Report every line in the listing below where the string "children" shows up.
---------- Extracted records
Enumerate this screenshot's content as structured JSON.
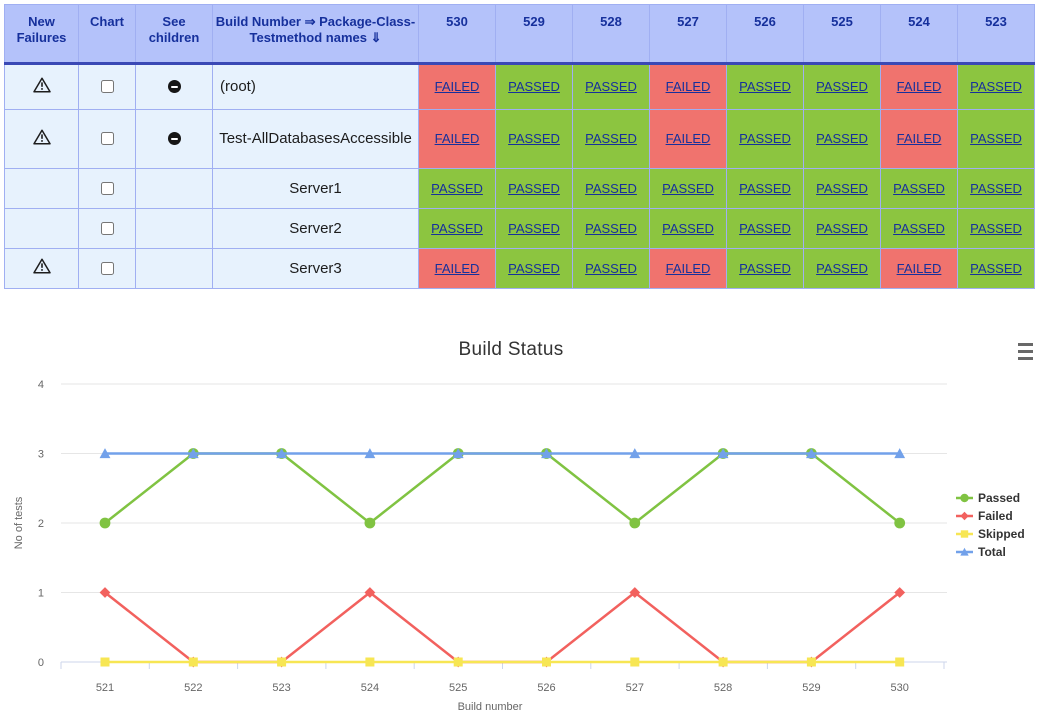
{
  "table": {
    "headers": {
      "new_failures": "New Failures",
      "chart": "Chart",
      "see_children": "See children",
      "build_package": "Build Number ⇒ Package-Class-Testmethod names ⇓",
      "builds": [
        "530",
        "529",
        "528",
        "527",
        "526",
        "525",
        "524",
        "523"
      ]
    },
    "rows": [
      {
        "name": "(root)",
        "align": "left",
        "has_warning": true,
        "checkbox_checked": false,
        "has_collapse": true,
        "results": [
          "FAILED",
          "PASSED",
          "PASSED",
          "FAILED",
          "PASSED",
          "PASSED",
          "FAILED",
          "PASSED"
        ]
      },
      {
        "name": "Test-AllDatabasesAccessible",
        "align": "center",
        "has_warning": true,
        "checkbox_checked": false,
        "has_collapse": true,
        "results": [
          "FAILED",
          "PASSED",
          "PASSED",
          "FAILED",
          "PASSED",
          "PASSED",
          "FAILED",
          "PASSED"
        ]
      },
      {
        "name": "Server1",
        "align": "center",
        "has_warning": false,
        "checkbox_checked": false,
        "has_collapse": false,
        "results": [
          "PASSED",
          "PASSED",
          "PASSED",
          "PASSED",
          "PASSED",
          "PASSED",
          "PASSED",
          "PASSED"
        ]
      },
      {
        "name": "Server2",
        "align": "center",
        "has_warning": false,
        "checkbox_checked": false,
        "has_collapse": false,
        "results": [
          "PASSED",
          "PASSED",
          "PASSED",
          "PASSED",
          "PASSED",
          "PASSED",
          "PASSED",
          "PASSED"
        ]
      },
      {
        "name": "Server3",
        "align": "center",
        "has_warning": true,
        "checkbox_checked": false,
        "has_collapse": false,
        "results": [
          "FAILED",
          "PASSED",
          "PASSED",
          "FAILED",
          "PASSED",
          "PASSED",
          "FAILED",
          "PASSED"
        ]
      }
    ],
    "colors": {
      "header_bg": "#b4c2fa",
      "row_bg": "#e7f2fd",
      "border": "#a0aff2",
      "divider": "#3a49b5",
      "navy_text": "#16309c",
      "passed_bg": "#8cc540",
      "failed_bg": "#f0736e"
    },
    "icons": {
      "warning": "warning-triangle-icon",
      "collapse": "collapse-children-icon",
      "checkbox": "chart-checkbox"
    }
  },
  "chart_data": {
    "type": "line",
    "title": "Build Status",
    "categories": [
      "521",
      "522",
      "523",
      "524",
      "525",
      "526",
      "527",
      "528",
      "529",
      "530"
    ],
    "series": [
      {
        "name": "Passed",
        "color": "#80c342",
        "marker": "circle",
        "values": [
          2,
          3,
          3,
          2,
          3,
          3,
          2,
          3,
          3,
          2
        ]
      },
      {
        "name": "Failed",
        "color": "#f2615e",
        "marker": "diamond",
        "values": [
          1,
          0,
          0,
          1,
          0,
          0,
          1,
          0,
          0,
          1
        ]
      },
      {
        "name": "Skipped",
        "color": "#f7e653",
        "marker": "square",
        "values": [
          0,
          0,
          0,
          0,
          0,
          0,
          0,
          0,
          0,
          0
        ]
      },
      {
        "name": "Total",
        "color": "#72a1ea",
        "marker": "triangle",
        "values": [
          3,
          3,
          3,
          3,
          3,
          3,
          3,
          3,
          3,
          3
        ]
      }
    ],
    "xlabel": "Build number",
    "ylabel": "No of tests",
    "ylim": [
      0,
      4
    ],
    "yticks": [
      0,
      1,
      2,
      3,
      4
    ],
    "grid": true,
    "legend_position": "right",
    "axis_text_color": "#666666",
    "legend_text_color": "#333333",
    "gridline_color": "#e6e6e6",
    "axis_line_color": "#ccd6eb",
    "menu_icon": "hamburger-menu-icon"
  }
}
--------------------
• [Output]
      "see_children": "See children",
      "collapse": "collapse-children-icon",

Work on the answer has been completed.